> Given instruction A: Can you print, word for word, the part of the passage about the night in the park that runs from "The park seemed" to "of the story."?

───── Document text ─────

The park seemed to have a strange hush over it, as if God himself had shushed it like an unruly child. As I looked down the steps at the expanse of the night sky and the Bethesda Fountain and the lake reflecting the lights from The Boathouse, it was hard to tell if I was looking at a picturesque view of nature or a natural view of a picture.
When I got to my tree friend, I greeted him in the usual manner and leaned my back against him. He wrapped his arms around me and embraced me in a vacuum where the silence was deafening. It was as if I had entered the Creation of the universe and was at the “In the beginning…” part of the story.
In the beginning God created the heavens and the earth. The earth was formless and void, and darkness was over the surface of the deep, and the Spirit of God was moving over the surface of the waters.
And then suddenly my tree friend became God and said, “Let there be light” and a planet that was pregnant with possibility gave birth to Life. He pointed his conductor’s baton upwards and a slight wind arose and the rustling of branches broke the silence. Next he aimed his attention at the lake and a duck added his instrument to the music of the night. He then directed his stick into the distance and stirred awake the motor of a car. One by one he invited the musicians to join in and music started to fill the air and soon the once tranquil park was alive and thunderous with a full orchestra.
My tree friend was showing me how our ears have become deaf to the melodies that consistently play for us. By stopping the music altogether and then by adding one piece at a time to the ensemble, I could not only appreciate the song as if for the first time, but I could also discern each player who played their part in the Universal Company and what formerly sounded to me just like noise, now was a beautiful composition of harmony.

─────

> Given instruction B: Will you output verbatim the lines in the records below, from the line with "tab-search-icon[interactable]: ⌄ [1182,0,1228,34]" to the line with "north-america-heading[interactable]: North America", including both of those lines and nothing else?

───── Data listing ─────

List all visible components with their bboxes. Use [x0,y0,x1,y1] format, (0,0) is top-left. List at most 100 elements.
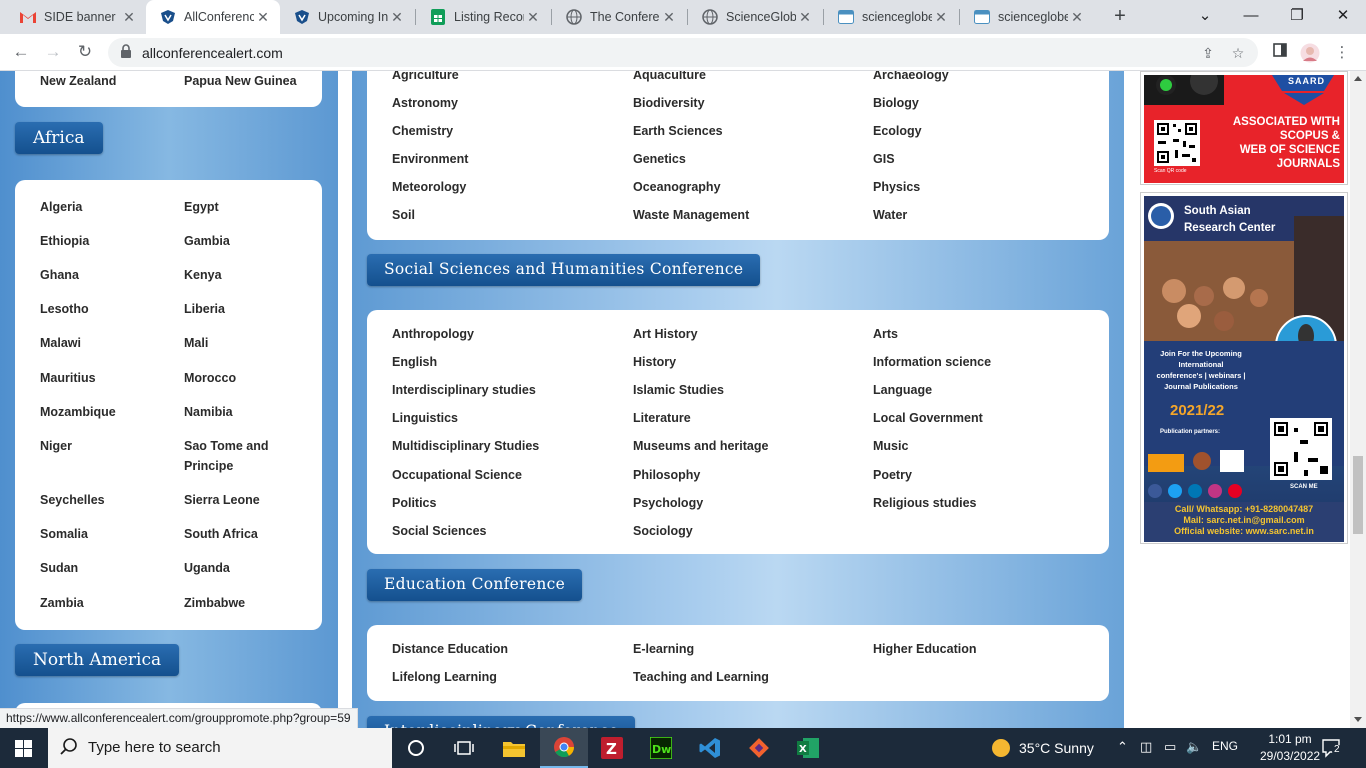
tab-search-icon[interactable]: ⌄ [1182,0,1228,34]
restore-icon[interactable]: ❐ [1274,0,1320,34]
task-view-icon[interactable] [440,728,488,768]
new-tab-button[interactable]: + [1108,4,1132,28]
topic-link[interactable]: Archaeology [873,71,949,85]
topic-link[interactable]: Aquaculture [633,71,706,85]
topic-link[interactable]: Music [873,436,908,456]
close-icon[interactable]: ✕ [388,9,406,26]
topic-link[interactable]: Lifelong Learning [392,667,497,687]
topic-link[interactable]: Teaching and Learning [633,667,769,687]
north-america-heading[interactable]: North America [15,644,180,676]
country-link[interactable]: Ghana [40,265,79,285]
file-explorer-icon[interactable] [490,728,538,768]
country-link[interactable]: Uganda [184,558,230,578]
excel-icon[interactable]: X [784,728,832,768]
scroll-up-icon[interactable] [1354,76,1362,81]
topic-link[interactable]: Psychology [633,493,703,513]
sarc-ad-banner[interactable]: South Asian Research Center Join For the… [1140,192,1348,544]
topic-link[interactable]: Local Government [873,408,983,428]
close-icon[interactable]: ✕ [524,9,542,26]
tab-scienceglobe-3[interactable]: scienceglobe ✕ [960,0,1094,34]
topic-link[interactable]: Higher Education [873,639,976,659]
topic-link[interactable]: Literature [633,408,691,428]
chrome-icon[interactable] [540,728,588,768]
meet-now-icon[interactable]: ◫ [1140,739,1152,755]
topic-link[interactable]: Multidisciplinary Studies [392,436,539,456]
topic-link[interactable]: Religious studies [873,493,977,513]
topic-link[interactable]: Poetry [873,465,912,485]
topic-link[interactable]: Water [873,205,907,225]
topic-link[interactable]: Agriculture [392,71,459,85]
topic-link[interactable]: Islamic Studies [633,380,724,400]
topic-link[interactable]: Biodiversity [633,93,705,113]
reload-icon[interactable]: ↻ [72,40,98,66]
chevron-up-icon[interactable]: ⌃ [1117,739,1128,755]
tab-the-conference[interactable]: The Conferen ✕ [552,0,686,34]
country-link[interactable]: Somalia [40,524,88,544]
git-app-icon[interactable] [735,728,783,768]
topic-link[interactable]: GIS [873,149,895,169]
country-link[interactable]: Liberia [184,299,225,319]
vertical-scrollbar[interactable] [1350,71,1366,728]
country-link[interactable]: Mauritius [40,368,96,388]
start-button[interactable] [0,728,48,768]
topic-link[interactable]: Biology [873,93,919,113]
topic-link[interactable]: Linguistics [392,408,458,428]
menu-kebab-icon[interactable]: ⋮ [1332,43,1352,63]
topic-link[interactable]: Sociology [633,521,693,541]
address-bar[interactable]: allconferencealert.com ⇪ ☆ [108,38,1258,67]
back-icon[interactable]: ← [8,40,34,66]
country-link[interactable]: Niger [40,436,72,456]
topic-link[interactable]: Museums and heritage [633,436,768,456]
country-link[interactable]: Gambia [184,231,230,251]
topic-link[interactable]: Politics [392,493,436,513]
country-link[interactable]: Sao Tome and Principe [184,436,294,476]
topic-link[interactable]: Astronomy [392,93,458,113]
tab-scienceglobe-2[interactable]: scienceglobe ✕ [824,0,958,34]
clock[interactable]: 1:01 pm 29/03/2022 [1260,731,1320,765]
topic-link[interactable]: Philosophy [633,465,700,485]
tab-upcoming[interactable]: Upcoming Int ✕ [280,0,414,34]
topic-link[interactable]: Ecology [873,121,922,141]
topic-link[interactable]: Social Sciences [392,521,487,541]
social-sciences-heading[interactable]: Social Sciences and Humanities Conferenc… [367,254,761,286]
topic-link[interactable]: Soil [392,205,415,225]
topic-link[interactable]: Physics [873,177,920,197]
country-link[interactable]: South Africa [184,524,258,544]
close-icon[interactable]: ✕ [932,9,950,26]
dreamweaver-icon[interactable]: Dw [637,728,685,768]
taskbar-search[interactable]: Type here to search [48,728,392,768]
topic-link[interactable]: Waste Management [633,205,749,225]
close-icon[interactable]: ✕ [660,9,678,26]
volume-muted-icon[interactable]: 🔈 [1186,739,1202,755]
tab-listing-record[interactable]: Listing Record ✕ [416,0,550,34]
country-link[interactable]: Papua New Guinea [184,71,297,91]
topic-link[interactable]: Language [873,380,932,400]
forward-icon[interactable]: → [40,40,66,66]
topic-link[interactable]: Arts [873,324,898,344]
profile-avatar[interactable] [1300,43,1320,63]
country-link[interactable]: Namibia [184,402,233,422]
topic-link[interactable]: Oceanography [633,177,721,197]
topic-link[interactable]: Earth Sciences [633,121,723,141]
topic-link[interactable]: Occupational Science [392,465,522,485]
topic-link[interactable]: Genetics [633,149,686,169]
network-icon[interactable]: ▭ [1164,739,1176,755]
country-link[interactable]: Ethiopia [40,231,89,251]
share-icon[interactable]: ⇪ [1198,43,1218,63]
country-link[interactable]: Zambia [40,593,84,613]
country-link[interactable]: Mozambique [40,402,116,422]
topic-link[interactable]: Information science [873,352,991,372]
close-icon[interactable]: ✕ [796,9,814,26]
topic-link[interactable]: E-learning [633,639,694,659]
topic-link[interactable]: Distance Education [392,639,508,659]
close-icon[interactable]: ✕ [254,9,272,26]
country-link[interactable]: Malawi [40,333,81,353]
scroll-down-icon[interactable] [1354,717,1362,722]
tab-allconference[interactable]: AllConference ✕ [146,0,280,34]
country-link[interactable]: Mali [184,333,208,353]
bookmark-star-icon[interactable]: ☆ [1228,43,1248,63]
scrollbar-thumb[interactable] [1353,456,1363,534]
country-link[interactable]: Seychelles [40,490,105,510]
interdisciplinary-heading[interactable]: Interdisciplinary Conference [367,716,636,728]
saard-ad-banner[interactable]: SAARD Scan QR code ASSOCIATED WITH SCOPU… [1140,71,1348,185]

─────

> Full response A:
The park seemed to have a strange hush over it, as if God himself had shushed it like an unruly child. As I looked down the steps at the expanse of the night sky and the Bethesda Fountain and the lake reflecting the lights from The Boathouse, it was hard to tell if I was looking at a picturesque view of nature or a natural view of a picture.
When I got to my tree friend, I greeted him in the usual manner and leaned my back against him. He wrapped his arms around me and embraced me in a vacuum where the silence was deafening. It was as if I had entered the Creation of the universe and was at the “In the beginning…” part of the story.

> Full response B:
tab-search-icon[interactable]: ⌄ [1182,0,1228,34]
restore-icon[interactable]: ❐ [1274,0,1320,34]
task-view-icon[interactable] [440,728,488,768]
new-tab-button[interactable]: + [1108,4,1132,28]
topic-link[interactable]: Archaeology [873,71,949,85]
topic-link[interactable]: Aquaculture [633,71,706,85]
topic-link[interactable]: Music [873,436,908,456]
close-icon[interactable]: ✕ [388,9,406,26]
topic-link[interactable]: Lifelong Learning [392,667,497,687]
topic-link[interactable]: Teaching and Learning [633,667,769,687]
north-america-heading[interactable]: North America [15,644,180,676]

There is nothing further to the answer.